··· Entries supplied ···

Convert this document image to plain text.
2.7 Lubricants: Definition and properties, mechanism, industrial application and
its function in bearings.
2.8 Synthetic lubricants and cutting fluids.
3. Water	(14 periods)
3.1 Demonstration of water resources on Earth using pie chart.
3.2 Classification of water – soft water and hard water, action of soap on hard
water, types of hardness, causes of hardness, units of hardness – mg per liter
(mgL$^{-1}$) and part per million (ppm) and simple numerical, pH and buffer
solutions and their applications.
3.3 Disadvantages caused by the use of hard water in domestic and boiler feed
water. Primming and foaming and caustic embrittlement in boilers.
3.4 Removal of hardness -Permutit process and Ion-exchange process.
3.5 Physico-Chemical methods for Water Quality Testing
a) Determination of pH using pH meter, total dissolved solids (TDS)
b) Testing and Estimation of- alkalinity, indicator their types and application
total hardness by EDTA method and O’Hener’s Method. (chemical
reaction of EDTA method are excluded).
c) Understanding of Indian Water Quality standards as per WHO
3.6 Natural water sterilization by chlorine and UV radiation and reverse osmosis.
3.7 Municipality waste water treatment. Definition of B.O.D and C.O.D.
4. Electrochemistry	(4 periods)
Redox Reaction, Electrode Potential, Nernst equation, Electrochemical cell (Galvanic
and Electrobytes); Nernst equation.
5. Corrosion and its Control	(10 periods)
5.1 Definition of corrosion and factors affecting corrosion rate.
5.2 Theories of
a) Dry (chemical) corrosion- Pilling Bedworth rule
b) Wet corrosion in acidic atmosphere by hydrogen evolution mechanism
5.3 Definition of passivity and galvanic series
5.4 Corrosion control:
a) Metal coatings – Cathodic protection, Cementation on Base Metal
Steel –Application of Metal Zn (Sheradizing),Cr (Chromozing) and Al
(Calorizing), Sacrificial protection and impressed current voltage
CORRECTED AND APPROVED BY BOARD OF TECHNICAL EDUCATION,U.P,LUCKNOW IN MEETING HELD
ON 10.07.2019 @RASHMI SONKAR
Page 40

···

◆ Problem requirements: Search the listing for the word "hardness" and return each line that holds it.

◆ Solution:
water, types of hardness, causes of hardness, units of hardness – mg per liter
3.4 Removal of hardness -Permutit process and Ion-exchange process.
total hardness by EDTA method and O’Hener’s Method. (chemical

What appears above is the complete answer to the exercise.